▶ WHAT YOU SHOULD DO
Copy the data precisely, keeping every character.
/---
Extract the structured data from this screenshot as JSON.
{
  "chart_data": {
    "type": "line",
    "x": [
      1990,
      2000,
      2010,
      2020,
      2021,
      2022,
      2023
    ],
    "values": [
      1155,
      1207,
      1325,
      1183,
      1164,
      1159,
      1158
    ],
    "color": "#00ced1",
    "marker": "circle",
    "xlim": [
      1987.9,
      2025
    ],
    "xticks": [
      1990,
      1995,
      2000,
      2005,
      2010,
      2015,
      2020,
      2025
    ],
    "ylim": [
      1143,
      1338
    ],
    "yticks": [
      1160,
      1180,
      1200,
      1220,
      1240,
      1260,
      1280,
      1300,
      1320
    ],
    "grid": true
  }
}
\---
▶ OUTPUT
Extract the structured data from this screenshot as JSON.
{
  "chart_data": {
    "type": "line",
    "x": [
      1990,
      2000,
      2010,
      2020,
      2021,
      2022,
      2023
    ],
    "values": [
      1155,
      1207,
      1325,
      1183,
      1164,
      1159,
      1158
    ],
    "color": "#00ced1",
    "marker": "circle",
    "xlim": [
      1987.9,
      2025
    ],
    "xticks": [
      1990,
      1995,
      2000,
      2005,
      2010,
      2015,
      2020,
      2025
    ],
    "ylim": [
      1143,
      1338
    ],
    "yticks": [
      1160,
      1180,
      1200,
      1220,
      1240,
      1260,
      1280,
      1300,
      1320
    ],
    "grid": true
  }
}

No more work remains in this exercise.